### SET EXERCISE:
Your answer must consist solely of the number of lines that contain the word "Μουσείο".

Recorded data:
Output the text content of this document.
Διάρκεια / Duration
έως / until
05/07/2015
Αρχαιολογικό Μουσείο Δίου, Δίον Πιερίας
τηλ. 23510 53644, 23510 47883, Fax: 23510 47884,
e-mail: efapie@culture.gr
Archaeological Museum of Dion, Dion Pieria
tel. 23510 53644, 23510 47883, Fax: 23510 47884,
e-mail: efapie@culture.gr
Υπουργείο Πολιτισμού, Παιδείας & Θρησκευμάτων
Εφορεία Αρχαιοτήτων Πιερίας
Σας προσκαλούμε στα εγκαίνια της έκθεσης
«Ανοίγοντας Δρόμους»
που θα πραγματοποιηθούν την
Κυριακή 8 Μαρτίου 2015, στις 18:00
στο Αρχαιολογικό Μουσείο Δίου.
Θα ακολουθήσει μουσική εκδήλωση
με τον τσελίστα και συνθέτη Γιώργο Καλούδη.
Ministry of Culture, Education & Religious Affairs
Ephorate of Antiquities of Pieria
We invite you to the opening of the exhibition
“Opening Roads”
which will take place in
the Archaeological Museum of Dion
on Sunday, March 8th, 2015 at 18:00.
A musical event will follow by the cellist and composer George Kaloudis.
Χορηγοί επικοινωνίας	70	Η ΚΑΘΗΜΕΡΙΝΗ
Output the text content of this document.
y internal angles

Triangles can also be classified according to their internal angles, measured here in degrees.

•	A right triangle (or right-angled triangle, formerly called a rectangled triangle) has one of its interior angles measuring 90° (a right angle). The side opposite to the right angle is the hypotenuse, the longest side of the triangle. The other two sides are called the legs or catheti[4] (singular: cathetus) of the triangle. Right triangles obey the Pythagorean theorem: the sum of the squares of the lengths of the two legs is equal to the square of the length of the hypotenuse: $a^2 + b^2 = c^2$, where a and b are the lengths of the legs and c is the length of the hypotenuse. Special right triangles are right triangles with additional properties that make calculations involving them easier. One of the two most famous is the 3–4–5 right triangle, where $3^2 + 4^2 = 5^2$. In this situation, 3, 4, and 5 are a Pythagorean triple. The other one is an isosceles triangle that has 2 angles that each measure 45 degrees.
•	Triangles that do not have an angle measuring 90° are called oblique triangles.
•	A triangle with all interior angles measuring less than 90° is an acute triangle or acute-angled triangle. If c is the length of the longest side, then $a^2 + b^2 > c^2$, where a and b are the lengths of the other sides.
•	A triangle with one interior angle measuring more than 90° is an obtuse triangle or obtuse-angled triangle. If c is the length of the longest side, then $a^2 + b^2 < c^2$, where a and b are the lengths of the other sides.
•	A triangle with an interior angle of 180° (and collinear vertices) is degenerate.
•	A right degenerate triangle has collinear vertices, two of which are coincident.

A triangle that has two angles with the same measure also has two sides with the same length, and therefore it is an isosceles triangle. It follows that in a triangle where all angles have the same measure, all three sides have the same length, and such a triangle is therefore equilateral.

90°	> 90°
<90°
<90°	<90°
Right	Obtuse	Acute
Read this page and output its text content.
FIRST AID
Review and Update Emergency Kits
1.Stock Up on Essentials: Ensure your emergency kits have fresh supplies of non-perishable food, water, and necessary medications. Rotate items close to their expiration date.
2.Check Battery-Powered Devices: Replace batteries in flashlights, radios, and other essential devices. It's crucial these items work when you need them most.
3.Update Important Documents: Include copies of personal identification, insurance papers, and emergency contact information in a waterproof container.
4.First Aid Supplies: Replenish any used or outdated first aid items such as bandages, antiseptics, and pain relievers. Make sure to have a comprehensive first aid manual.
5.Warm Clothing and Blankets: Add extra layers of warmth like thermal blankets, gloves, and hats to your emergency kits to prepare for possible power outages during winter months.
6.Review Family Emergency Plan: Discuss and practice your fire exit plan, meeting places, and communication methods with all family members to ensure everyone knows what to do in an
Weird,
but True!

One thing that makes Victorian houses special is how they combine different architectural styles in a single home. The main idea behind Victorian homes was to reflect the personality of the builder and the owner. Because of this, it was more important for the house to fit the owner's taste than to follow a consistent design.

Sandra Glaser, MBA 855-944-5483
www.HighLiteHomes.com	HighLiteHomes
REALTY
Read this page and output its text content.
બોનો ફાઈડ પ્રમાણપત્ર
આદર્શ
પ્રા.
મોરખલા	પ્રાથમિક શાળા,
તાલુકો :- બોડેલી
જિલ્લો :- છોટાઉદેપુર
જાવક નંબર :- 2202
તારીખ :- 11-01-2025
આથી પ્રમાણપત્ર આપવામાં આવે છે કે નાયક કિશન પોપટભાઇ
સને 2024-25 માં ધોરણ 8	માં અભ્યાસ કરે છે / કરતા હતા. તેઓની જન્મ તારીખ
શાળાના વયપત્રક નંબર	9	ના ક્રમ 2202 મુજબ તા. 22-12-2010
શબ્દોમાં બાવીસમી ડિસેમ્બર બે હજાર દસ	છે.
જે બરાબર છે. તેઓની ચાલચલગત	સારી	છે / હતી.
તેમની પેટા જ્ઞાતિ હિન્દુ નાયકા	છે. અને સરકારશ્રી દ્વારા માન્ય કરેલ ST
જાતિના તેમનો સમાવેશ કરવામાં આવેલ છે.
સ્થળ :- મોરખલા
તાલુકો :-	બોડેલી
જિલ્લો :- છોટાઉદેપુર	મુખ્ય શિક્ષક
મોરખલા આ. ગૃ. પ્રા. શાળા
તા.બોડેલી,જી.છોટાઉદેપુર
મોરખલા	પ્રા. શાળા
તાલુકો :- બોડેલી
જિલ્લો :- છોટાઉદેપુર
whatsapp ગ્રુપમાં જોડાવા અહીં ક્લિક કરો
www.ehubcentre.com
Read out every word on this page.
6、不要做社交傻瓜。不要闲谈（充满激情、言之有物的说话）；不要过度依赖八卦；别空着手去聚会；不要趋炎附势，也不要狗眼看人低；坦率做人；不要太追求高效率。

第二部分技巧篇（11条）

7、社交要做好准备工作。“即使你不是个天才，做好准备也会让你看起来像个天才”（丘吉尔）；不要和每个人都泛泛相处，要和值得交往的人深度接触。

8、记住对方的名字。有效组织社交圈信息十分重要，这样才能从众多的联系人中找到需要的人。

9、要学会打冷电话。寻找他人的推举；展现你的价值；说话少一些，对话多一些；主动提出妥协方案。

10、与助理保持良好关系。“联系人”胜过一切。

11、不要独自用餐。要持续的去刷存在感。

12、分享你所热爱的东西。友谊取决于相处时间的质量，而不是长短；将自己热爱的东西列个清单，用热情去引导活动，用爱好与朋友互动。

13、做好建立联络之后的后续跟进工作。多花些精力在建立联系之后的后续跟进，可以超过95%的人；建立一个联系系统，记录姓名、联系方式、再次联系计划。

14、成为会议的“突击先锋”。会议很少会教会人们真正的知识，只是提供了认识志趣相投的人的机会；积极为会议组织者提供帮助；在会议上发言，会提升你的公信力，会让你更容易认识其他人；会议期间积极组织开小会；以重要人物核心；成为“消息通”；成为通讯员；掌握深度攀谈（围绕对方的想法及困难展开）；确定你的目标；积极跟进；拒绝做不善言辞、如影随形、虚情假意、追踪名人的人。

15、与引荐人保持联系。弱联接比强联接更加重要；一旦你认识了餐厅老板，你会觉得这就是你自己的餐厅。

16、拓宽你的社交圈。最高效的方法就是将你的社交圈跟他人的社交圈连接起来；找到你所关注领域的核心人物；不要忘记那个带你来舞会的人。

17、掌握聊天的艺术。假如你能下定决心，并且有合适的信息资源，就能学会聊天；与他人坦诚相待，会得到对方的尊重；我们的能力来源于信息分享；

### RESULT:
2